**Dataset items**
--- Start ---

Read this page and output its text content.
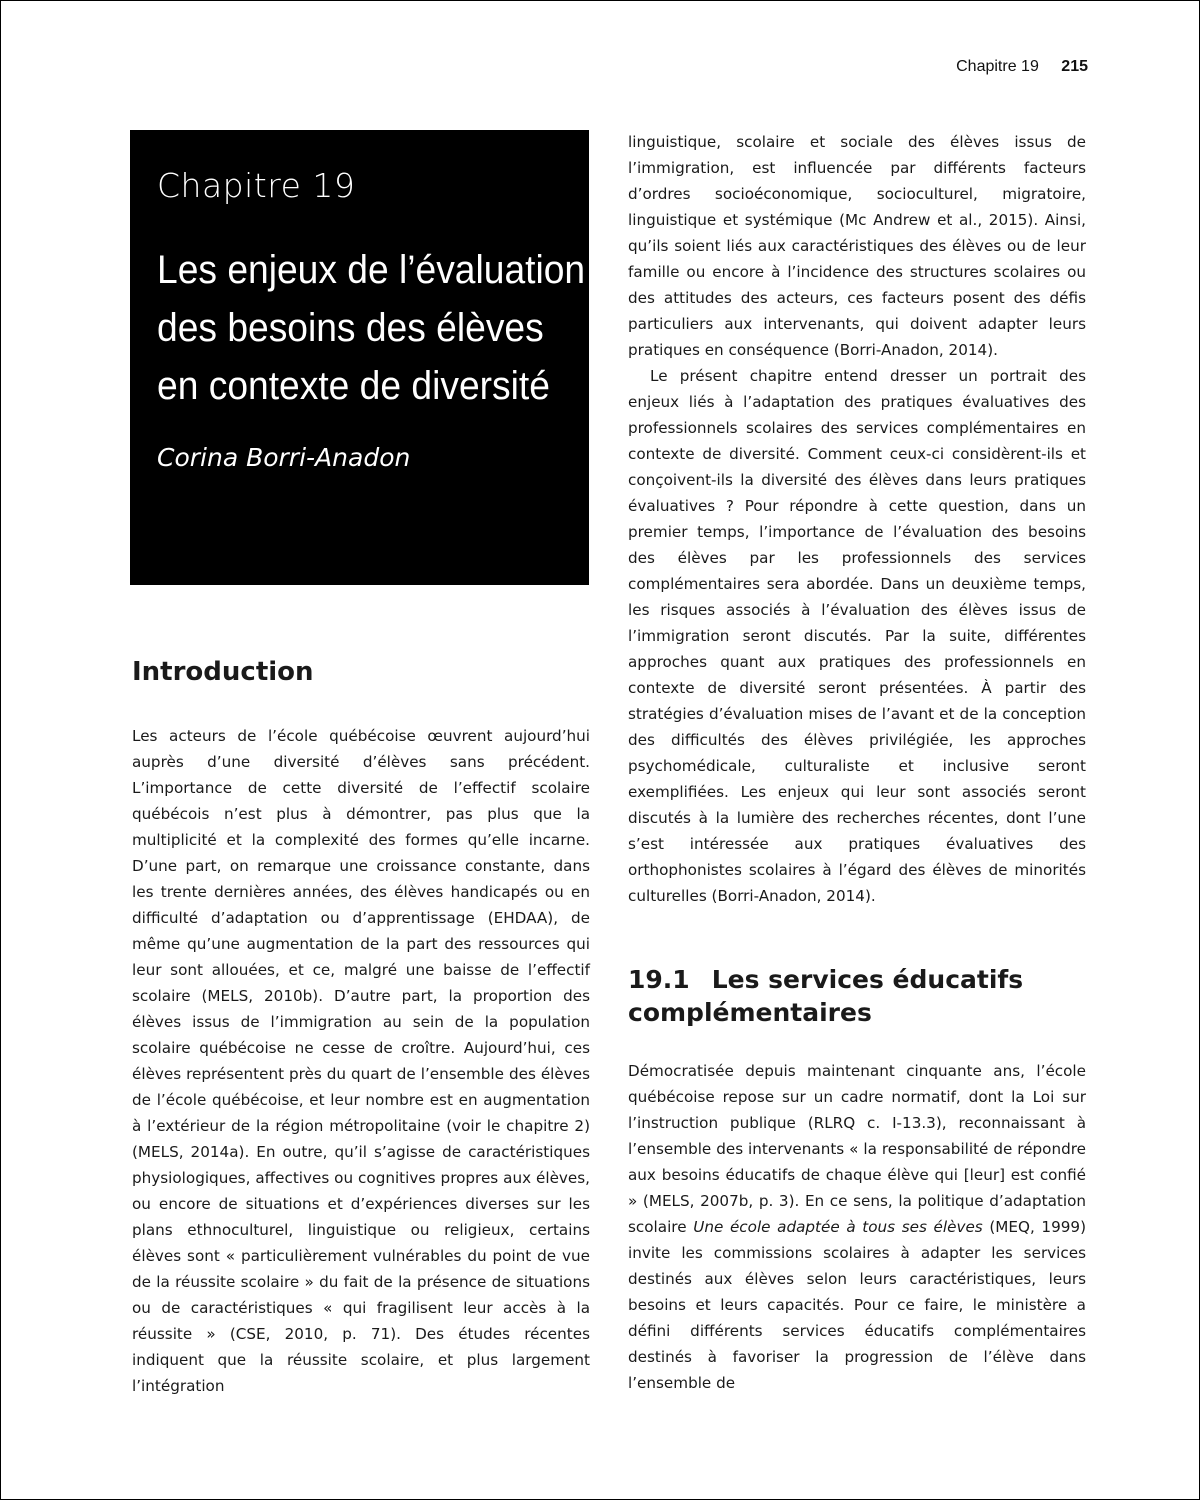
Chapitre 19 215
Chapitre 19
Les enjeux de l’évaluation des besoins des élèves en contexte de diversité
Corina Borri-Anadon
Introduction

Les acteurs de l’école québécoise œuvrent aujourd’hui auprès d’une diversité d’élèves sans précédent. L’importance de cette diversité de l’effectif scolaire québécois n’est plus à démontrer, pas plus que la multiplicité et la complexité des formes qu’elle incarne. D’une part, on remarque une croissance constante, dans les trente dernières années, des élèves handicapés ou en difficulté d’adaptation ou d’apprentissage (EHDAA), de même qu’une augmentation de la part des ressources qui leur sont allouées, et ce, malgré une baisse de l’effectif scolaire (MELS, 2010b). D’autre part, la proportion des élèves issus de l’immigration au sein de la population scolaire québécoise ne cesse de croître. Aujourd’hui, ces élèves représentent près du quart de l’ensemble des élèves de l’école québécoise, et leur nombre est en augmentation à l’extérieur de la région métropolitaine (voir le chapitre 2) (MELS, 2014a). En outre, qu’il s’agisse de caractéristiques physiologiques, affectives ou cognitives propres aux élèves, ou encore de situations et d’expériences diverses sur les plans ethnoculturel, linguistique ou religieux, certains élèves sont « particulièrement vulnérables du point de vue de la réussite scolaire » du fait de la présence de situations ou de caractéristiques « qui fragilisent leur accès à la réussite » (CSE, 2010, p. 71). Des études récentes indiquent que la réussite scolaire, et plus largement l’intégration

linguistique, scolaire et sociale des élèves issus de l’immigration, est influencée par différents facteurs d’ordres socioéconomique, socioculturel, migratoire, linguistique et systémique (Mc Andrew et al., 2015). Ainsi, qu’ils soient liés aux caractéristiques des élèves ou de leur famille ou encore à l’incidence des structures scolaires ou des attitudes des acteurs, ces facteurs posent des défis particuliers aux intervenants, qui doivent adapter leurs pratiques en conséquence (Borri-Anadon, 2014).

Le présent chapitre entend dresser un portrait des enjeux liés à l’adaptation des pratiques évaluatives des professionnels scolaires des services complémentaires en contexte de diversité. Comment ceux-ci considèrent-ils et conçoivent-ils la diversité des élèves dans leurs pratiques évaluatives ? Pour répondre à cette question, dans un premier temps, l’importance de l’évaluation des besoins des élèves par les professionnels des services complémentaires sera abordée. Dans un deuxième temps, les risques associés à l’évaluation des élèves issus de l’immigration seront discutés. Par la suite, différentes approches quant aux pratiques des professionnels en contexte de diversité seront présentées. À partir des stratégies d’évaluation mises de l’avant et de la conception des difficultés des élèves privilégiée, les approches psychomédicale, culturaliste et inclusive seront exemplifiées. Les enjeux qui leur sont associés seront discutés à la lumière des recherches récentes, dont l’une s’est intéressée aux pratiques évaluatives des orthophonistes scolaires à l’égard des élèves de minorités culturelles (Borri-Anadon, 2014).

19.1 Les services éducatifs complémentaires

Démocratisée depuis maintenant cinquante ans, l’école québécoise repose sur un cadre normatif, dont la Loi sur l’instruction publique (RLRQ c. I-13.3), reconnaissant à l’ensemble des intervenants « la responsabilité de répondre aux besoins éducatifs de chaque élève qui [leur] est confié » (MELS, 2007b, p. 3). En ce sens, la politique d’adaptation scolaire Une école adaptée à tous ses élèves (MEQ, 1999) invite les commissions scolaires à adapter les services destinés aux élèves selon leurs caractéristiques, leurs besoins et leurs capacités. Pour ce faire, le ministère a défini différents services éducatifs complémentaires destinés à favoriser la progression de l’élève dans l’ensemble de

--- End ---

**Task to complete**
Copy the data exactly. Any picture it contains is to be omitted.

**Exercise result**
Read this page and output its text content.
Chapitre 19 215
Chapitre 19
Les enjeux de l’évaluation des besoins des élèves en contexte de diversité
Corina Borri-Anadon
Introduction

Les acteurs de l’école québécoise œuvrent aujourd’hui auprès d’une diversité d’élèves sans précédent. L’importance de cette diversité de l’effectif scolaire québécois n’est plus à démontrer, pas plus que la multiplicité et la complexité des formes qu’elle incarne. D’une part, on remarque une croissance constante, dans les trente dernières années, des élèves handicapés ou en difficulté d’adaptation ou d’apprentissage (EHDAA), de même qu’une augmentation de la part des ressources qui leur sont allouées, et ce, malgré une baisse de l’effectif scolaire (MELS, 2010b). D’autre part, la proportion des élèves issus de l’immigration au sein de la population scolaire québécoise ne cesse de croître. Aujourd’hui, ces élèves représentent près du quart de l’ensemble des élèves de l’école québécoise, et leur nombre est en augmentation à l’extérieur de la région métropolitaine (voir le chapitre 2) (MELS, 2014a). En outre, qu’il s’agisse de caractéristiques physiologiques, affectives ou cognitives propres aux élèves, ou encore de situations et d’expériences diverses sur les plans ethnoculturel, linguistique ou religieux, certains élèves sont « particulièrement vulnérables du point de vue de la réussite scolaire » du fait de la présence de situations ou de caractéristiques « qui fragilisent leur accès à la réussite » (CSE, 2010, p. 71). Des études récentes indiquent que la réussite scolaire, et plus largement l’intégration

linguistique, scolaire et sociale des élèves issus de l’immigration, est influencée par différents facteurs d’ordres socioéconomique, socioculturel, migratoire, linguistique et systémique (Mc Andrew et al., 2015). Ainsi, qu’ils soient liés aux caractéristiques des élèves ou de leur famille ou encore à l’incidence des structures scolaires ou des attitudes des acteurs, ces facteurs posent des défis particuliers aux intervenants, qui doivent adapter leurs pratiques en conséquence (Borri-Anadon, 2014).

Le présent chapitre entend dresser un portrait des enjeux liés à l’adaptation des pratiques évaluatives des professionnels scolaires des services complémentaires en contexte de diversité. Comment ceux-ci considèrent-ils et conçoivent-ils la diversité des élèves dans leurs pratiques évaluatives ? Pour répondre à cette question, dans un premier temps, l’importance de l’évaluation des besoins des élèves par les professionnels des services complémentaires sera abordée. Dans un deuxième temps, les risques associés à l’évaluation des élèves issus de l’immigration seront discutés. Par la suite, différentes approches quant aux pratiques des professionnels en contexte de diversité seront présentées. À partir des stratégies d’évaluation mises de l’avant et de la conception des difficultés des élèves privilégiée, les approches psychomédicale, culturaliste et inclusive seront exemplifiées. Les enjeux qui leur sont associés seront discutés à la lumière des recherches récentes, dont l’une s’est intéressée aux pratiques évaluatives des orthophonistes scolaires à l’égard des élèves de minorités culturelles (Borri-Anadon, 2014).

19.1 Les services éducatifs complémentaires

Démocratisée depuis maintenant cinquante ans, l’école québécoise repose sur un cadre normatif, dont la Loi sur l’instruction publique (RLRQ c. I-13.3), reconnaissant à l’ensemble des intervenants « la responsabilité de répondre aux besoins éducatifs de chaque élève qui [leur] est confié » (MELS, 2007b, p. 3). En ce sens, la politique d’adaptation scolaire Une école adaptée à tous ses élèves (MEQ, 1999) invite les commissions scolaires à adapter les services destinés aux élèves selon leurs caractéristiques, leurs besoins et leurs capacités. Pour ce faire, le ministère a défini différents services éducatifs complémentaires destinés à favoriser la progression de l’élève dans l’ensemble de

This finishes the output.